#### Extracted material
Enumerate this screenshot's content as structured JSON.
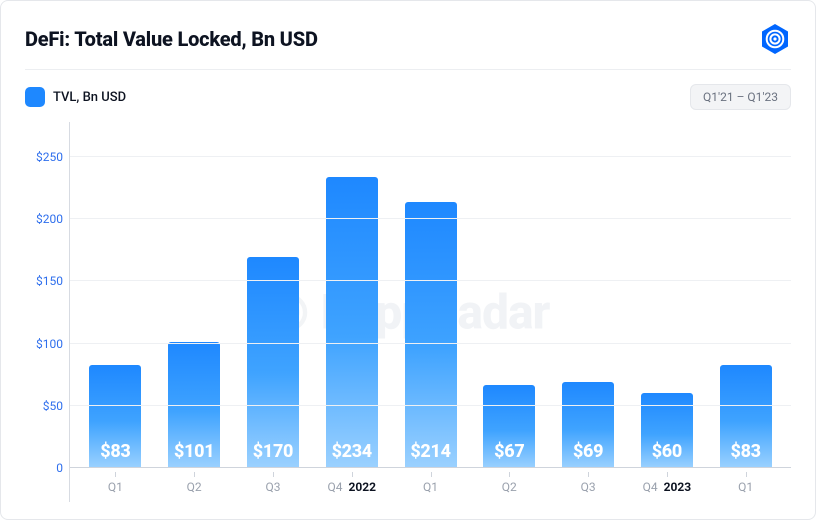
{
  "title": "DeFi: Total Value Locked, Bn USD",
  "date_range": "Q1'21 – Q1'23",
  "legend": {
    "label": "TVL, Bn USD",
    "swatch_color": "#1e88ff"
  },
  "logo_color": "#0066ff",
  "watermark": {
    "text": "DappRadar",
    "color": "#f1f3f6"
  },
  "chart": {
    "type": "bar",
    "ylim": [
      0,
      275
    ],
    "yticks": [
      0,
      50,
      100,
      150,
      200,
      250
    ],
    "ytick_prefix": "$",
    "ytick_zero_prefix": "",
    "axis_label_color": "#2f6fed",
    "grid_color": "#eef0f3",
    "baseline_color": "#cfd4dc",
    "bar_gradient_top": "#1e88ff",
    "bar_gradient_mid": "#3fa3ff",
    "bar_gradient_bottom": "#9bd1ff",
    "value_prefix": "$",
    "value_color": "#ffffff",
    "value_fontsize": 18,
    "x_label_color": "#9aa1ad",
    "x_year_color": "#0d1321",
    "categories": [
      {
        "label": "Q1",
        "year": null,
        "value": 83
      },
      {
        "label": "Q2",
        "year": null,
        "value": 101
      },
      {
        "label": "Q3",
        "year": null,
        "value": 170
      },
      {
        "label": "Q4",
        "year": "2022",
        "value": 234
      },
      {
        "label": "Q1",
        "year": null,
        "value": 214
      },
      {
        "label": "Q2",
        "year": null,
        "value": 67
      },
      {
        "label": "Q3",
        "year": null,
        "value": 69
      },
      {
        "label": "Q4",
        "year": "2023",
        "value": 60
      },
      {
        "label": "Q1",
        "year": null,
        "value": 83
      }
    ]
  }
}
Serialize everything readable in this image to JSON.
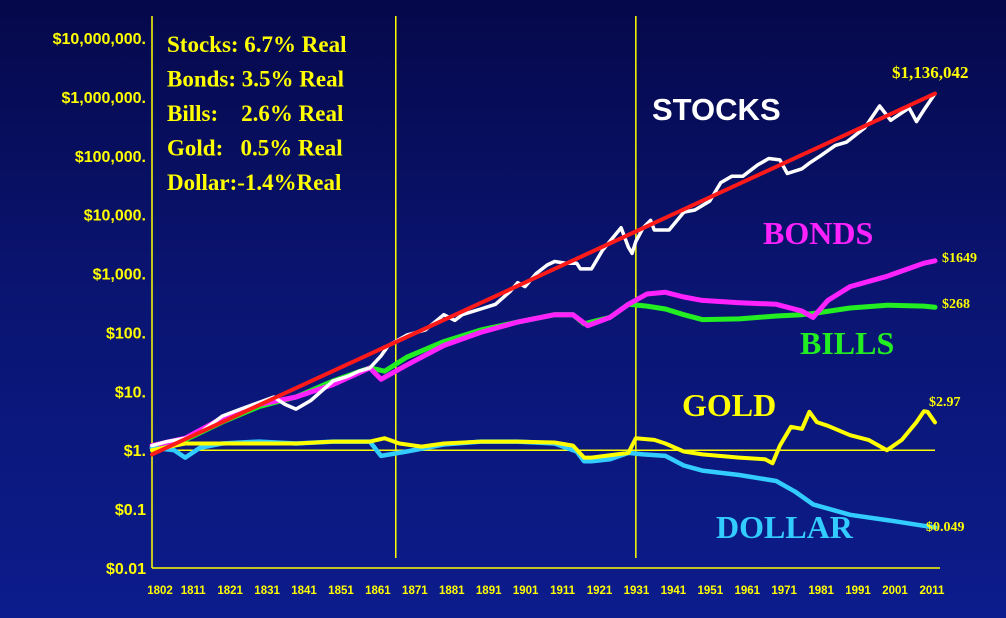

#### Description of the task
Copy the listing over exactly, skipping the pictures it holds.

#### Finished answer
Enumerate this screenshot's content as structured JSON.
{
  "title": "DeFi: Total Value Locked, Bn USD",
  "date_range": "Q1'21 – Q1'23",
  "legend": {
    "label": "TVL, Bn USD",
    "swatch_color": "#1e88ff"
  },
  "logo_color": "#0066ff",
  "watermark": {
    "text": "DappRadar",
    "color": "#f1f3f6"
  },
  "chart": {
    "type": "bar",
    "ylim": [
      0,
      275
    ],
    "yticks": [
      0,
      50,
      100,
      150,
      200,
      250
    ],
    "ytick_prefix": "$",
    "ytick_zero_prefix": "",
    "axis_label_color": "#2f6fed",
    "grid_color": "#eef0f3",
    "baseline_color": "#cfd4dc",
    "bar_gradient_top": "#1e88ff",
    "bar_gradient_mid": "#3fa3ff",
    "bar_gradient_bottom": "#9bd1ff",
    "value_prefix": "$",
    "value_color": "#ffffff",
    "value_fontsize": 18,
    "x_label_color": "#9aa1ad",
    "x_year_color": "#0d1321",
    "categories": [
      {
        "label": "Q1",
        "year": null,
        "value": 83
      },
      {
        "label": "Q2",
        "year": null,
        "value": 101
      },
      {
        "label": "Q3",
        "year": null,
        "value": 170
      },
      {
        "label": "Q4",
        "year": "2022",
        "value": 234
      },
      {
        "label": "Q1",
        "year": null,
        "value": 214
      },
      {
        "label": "Q2",
        "year": null,
        "value": 67
      },
      {
        "label": "Q3",
        "year": null,
        "value": 69
      },
      {
        "label": "Q4",
        "year": "2023",
        "value": 60
      },
      {
        "label": "Q1",
        "year": null,
        "value": 83
      }
    ]
  }
}
Serialize everything readable in this image to JSON.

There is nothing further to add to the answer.